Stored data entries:
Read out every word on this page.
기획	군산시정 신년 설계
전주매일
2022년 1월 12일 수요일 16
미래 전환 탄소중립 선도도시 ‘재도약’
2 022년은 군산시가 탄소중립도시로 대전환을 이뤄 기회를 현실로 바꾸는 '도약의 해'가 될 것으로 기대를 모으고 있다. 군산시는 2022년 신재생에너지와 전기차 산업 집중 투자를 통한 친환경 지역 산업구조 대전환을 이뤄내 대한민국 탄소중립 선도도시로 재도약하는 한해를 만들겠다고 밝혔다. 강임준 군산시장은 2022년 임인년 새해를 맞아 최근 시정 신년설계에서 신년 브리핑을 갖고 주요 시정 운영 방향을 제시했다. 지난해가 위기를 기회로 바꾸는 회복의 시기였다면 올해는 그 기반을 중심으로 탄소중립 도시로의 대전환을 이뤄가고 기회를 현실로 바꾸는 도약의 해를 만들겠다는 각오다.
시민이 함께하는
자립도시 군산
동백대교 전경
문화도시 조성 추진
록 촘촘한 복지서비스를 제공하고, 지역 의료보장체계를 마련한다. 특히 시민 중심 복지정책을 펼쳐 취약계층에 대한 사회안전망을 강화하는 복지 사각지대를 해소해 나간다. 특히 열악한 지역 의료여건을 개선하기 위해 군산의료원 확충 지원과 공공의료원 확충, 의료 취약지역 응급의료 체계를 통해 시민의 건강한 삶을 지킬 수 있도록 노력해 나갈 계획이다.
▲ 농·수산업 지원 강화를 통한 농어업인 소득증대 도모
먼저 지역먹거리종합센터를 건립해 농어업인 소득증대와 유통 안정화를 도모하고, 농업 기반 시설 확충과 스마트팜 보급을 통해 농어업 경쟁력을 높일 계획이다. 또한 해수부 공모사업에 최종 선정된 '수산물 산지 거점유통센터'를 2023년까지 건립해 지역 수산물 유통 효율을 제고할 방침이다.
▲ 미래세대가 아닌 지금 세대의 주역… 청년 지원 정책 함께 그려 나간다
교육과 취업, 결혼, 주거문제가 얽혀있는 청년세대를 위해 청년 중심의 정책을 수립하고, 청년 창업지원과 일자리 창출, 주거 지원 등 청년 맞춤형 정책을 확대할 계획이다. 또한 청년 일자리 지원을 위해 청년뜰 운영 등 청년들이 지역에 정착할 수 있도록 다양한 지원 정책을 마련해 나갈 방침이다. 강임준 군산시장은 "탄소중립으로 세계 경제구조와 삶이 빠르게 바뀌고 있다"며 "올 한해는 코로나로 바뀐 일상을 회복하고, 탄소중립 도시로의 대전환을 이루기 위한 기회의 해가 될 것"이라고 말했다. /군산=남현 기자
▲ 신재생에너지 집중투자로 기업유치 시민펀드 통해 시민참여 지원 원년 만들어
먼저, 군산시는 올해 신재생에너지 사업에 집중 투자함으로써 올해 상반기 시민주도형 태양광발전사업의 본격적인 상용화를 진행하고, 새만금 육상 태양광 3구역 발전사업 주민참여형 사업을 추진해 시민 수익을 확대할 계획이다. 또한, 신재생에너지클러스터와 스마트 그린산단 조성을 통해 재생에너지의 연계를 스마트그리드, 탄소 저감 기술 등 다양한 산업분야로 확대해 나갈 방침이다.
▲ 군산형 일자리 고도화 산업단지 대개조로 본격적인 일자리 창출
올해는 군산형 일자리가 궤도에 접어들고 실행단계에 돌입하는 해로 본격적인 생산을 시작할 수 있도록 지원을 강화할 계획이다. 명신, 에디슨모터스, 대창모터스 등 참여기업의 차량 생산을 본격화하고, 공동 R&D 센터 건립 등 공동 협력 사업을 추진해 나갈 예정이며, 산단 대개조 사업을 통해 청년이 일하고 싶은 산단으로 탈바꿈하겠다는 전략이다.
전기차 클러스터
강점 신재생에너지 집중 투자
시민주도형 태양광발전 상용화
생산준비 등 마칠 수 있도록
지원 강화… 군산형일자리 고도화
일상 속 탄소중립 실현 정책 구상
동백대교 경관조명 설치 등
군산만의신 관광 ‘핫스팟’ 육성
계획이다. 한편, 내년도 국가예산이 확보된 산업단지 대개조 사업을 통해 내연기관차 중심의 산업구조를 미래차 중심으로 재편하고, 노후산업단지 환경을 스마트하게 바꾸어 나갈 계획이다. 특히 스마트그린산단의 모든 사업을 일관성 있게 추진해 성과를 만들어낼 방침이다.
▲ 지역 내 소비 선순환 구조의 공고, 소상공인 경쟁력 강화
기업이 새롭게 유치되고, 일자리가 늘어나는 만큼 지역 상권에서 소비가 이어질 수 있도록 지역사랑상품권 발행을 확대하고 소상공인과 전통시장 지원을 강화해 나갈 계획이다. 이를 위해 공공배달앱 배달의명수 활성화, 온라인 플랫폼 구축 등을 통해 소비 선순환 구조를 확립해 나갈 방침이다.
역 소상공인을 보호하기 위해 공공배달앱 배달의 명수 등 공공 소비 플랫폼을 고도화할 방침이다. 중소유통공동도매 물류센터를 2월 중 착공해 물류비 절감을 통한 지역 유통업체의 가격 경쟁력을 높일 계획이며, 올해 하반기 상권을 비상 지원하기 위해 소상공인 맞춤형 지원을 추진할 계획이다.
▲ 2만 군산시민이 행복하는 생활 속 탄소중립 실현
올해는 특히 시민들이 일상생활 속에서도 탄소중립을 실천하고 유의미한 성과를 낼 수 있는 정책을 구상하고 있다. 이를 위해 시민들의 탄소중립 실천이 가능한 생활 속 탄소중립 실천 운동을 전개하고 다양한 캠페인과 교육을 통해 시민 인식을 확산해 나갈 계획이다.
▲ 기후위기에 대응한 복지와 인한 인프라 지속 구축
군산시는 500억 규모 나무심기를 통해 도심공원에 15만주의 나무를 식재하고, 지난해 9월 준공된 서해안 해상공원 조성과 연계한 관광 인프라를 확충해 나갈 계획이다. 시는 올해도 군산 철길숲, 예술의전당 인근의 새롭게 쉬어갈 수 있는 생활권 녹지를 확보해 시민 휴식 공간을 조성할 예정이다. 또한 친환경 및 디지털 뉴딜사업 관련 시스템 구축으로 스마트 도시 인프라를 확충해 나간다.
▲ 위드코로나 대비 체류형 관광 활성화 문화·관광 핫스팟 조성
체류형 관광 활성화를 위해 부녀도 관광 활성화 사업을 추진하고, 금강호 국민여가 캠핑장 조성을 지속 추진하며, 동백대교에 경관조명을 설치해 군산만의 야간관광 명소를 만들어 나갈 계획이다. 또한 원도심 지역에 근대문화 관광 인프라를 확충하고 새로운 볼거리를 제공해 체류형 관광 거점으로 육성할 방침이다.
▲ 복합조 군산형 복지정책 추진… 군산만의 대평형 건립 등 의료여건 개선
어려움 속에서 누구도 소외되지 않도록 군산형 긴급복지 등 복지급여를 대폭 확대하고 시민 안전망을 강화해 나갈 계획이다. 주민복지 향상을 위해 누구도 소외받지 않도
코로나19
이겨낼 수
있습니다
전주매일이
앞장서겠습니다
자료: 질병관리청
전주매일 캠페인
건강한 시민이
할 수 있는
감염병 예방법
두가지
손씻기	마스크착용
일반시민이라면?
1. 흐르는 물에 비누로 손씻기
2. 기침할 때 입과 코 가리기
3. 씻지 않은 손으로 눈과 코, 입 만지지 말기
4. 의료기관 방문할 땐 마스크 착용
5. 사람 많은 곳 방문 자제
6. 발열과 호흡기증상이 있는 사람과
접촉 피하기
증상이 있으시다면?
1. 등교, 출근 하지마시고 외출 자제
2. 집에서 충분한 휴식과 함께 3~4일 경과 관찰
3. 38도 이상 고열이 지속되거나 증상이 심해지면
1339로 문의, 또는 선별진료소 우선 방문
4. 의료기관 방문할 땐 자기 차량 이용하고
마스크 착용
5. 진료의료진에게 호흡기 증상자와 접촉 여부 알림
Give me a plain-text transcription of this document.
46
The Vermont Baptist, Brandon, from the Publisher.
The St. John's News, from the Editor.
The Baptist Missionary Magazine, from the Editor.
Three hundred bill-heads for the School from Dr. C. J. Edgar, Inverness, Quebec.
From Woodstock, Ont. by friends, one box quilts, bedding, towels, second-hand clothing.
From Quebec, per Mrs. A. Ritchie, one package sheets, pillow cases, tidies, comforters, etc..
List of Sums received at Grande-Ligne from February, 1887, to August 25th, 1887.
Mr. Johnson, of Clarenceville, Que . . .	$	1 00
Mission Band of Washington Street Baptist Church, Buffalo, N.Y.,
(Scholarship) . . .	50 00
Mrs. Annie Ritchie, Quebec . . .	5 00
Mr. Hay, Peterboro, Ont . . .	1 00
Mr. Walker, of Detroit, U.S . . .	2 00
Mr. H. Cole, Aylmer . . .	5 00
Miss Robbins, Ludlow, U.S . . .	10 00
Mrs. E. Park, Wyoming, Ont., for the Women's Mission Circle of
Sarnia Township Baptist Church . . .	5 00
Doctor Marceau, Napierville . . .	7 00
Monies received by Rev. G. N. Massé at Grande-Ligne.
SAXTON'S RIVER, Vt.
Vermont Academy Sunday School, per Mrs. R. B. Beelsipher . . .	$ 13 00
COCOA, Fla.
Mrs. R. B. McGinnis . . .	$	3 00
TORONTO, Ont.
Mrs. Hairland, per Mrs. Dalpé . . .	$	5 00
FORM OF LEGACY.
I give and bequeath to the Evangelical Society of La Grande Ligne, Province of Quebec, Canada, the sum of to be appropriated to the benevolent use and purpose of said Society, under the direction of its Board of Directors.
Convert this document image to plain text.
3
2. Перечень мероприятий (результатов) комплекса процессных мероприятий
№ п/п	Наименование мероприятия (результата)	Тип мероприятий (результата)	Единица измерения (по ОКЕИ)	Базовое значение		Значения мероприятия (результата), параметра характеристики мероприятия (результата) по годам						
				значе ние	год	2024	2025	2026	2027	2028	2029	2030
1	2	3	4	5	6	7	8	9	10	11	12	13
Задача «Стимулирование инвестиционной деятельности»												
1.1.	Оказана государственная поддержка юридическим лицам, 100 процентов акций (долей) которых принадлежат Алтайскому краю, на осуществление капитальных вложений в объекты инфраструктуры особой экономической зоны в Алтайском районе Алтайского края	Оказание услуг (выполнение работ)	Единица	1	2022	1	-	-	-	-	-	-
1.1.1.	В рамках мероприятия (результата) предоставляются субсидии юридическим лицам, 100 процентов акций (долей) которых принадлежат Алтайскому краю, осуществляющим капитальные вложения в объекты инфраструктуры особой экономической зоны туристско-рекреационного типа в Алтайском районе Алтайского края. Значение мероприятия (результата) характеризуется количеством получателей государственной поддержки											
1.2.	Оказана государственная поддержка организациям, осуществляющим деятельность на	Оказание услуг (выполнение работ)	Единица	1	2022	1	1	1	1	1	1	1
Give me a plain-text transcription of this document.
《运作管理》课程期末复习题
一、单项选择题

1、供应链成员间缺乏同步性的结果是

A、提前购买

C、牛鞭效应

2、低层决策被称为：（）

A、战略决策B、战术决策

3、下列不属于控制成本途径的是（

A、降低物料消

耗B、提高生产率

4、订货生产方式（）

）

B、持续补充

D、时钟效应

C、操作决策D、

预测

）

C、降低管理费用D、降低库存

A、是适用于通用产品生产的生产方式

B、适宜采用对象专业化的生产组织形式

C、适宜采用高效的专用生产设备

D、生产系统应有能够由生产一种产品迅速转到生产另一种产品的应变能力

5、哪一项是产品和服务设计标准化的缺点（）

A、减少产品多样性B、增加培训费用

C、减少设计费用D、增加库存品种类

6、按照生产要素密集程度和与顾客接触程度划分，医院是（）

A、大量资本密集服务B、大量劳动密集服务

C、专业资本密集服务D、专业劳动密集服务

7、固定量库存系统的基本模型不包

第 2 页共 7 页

> Task details
Give only the number of lines in the entries above that contain the string "осуществляющим".

> Task output
2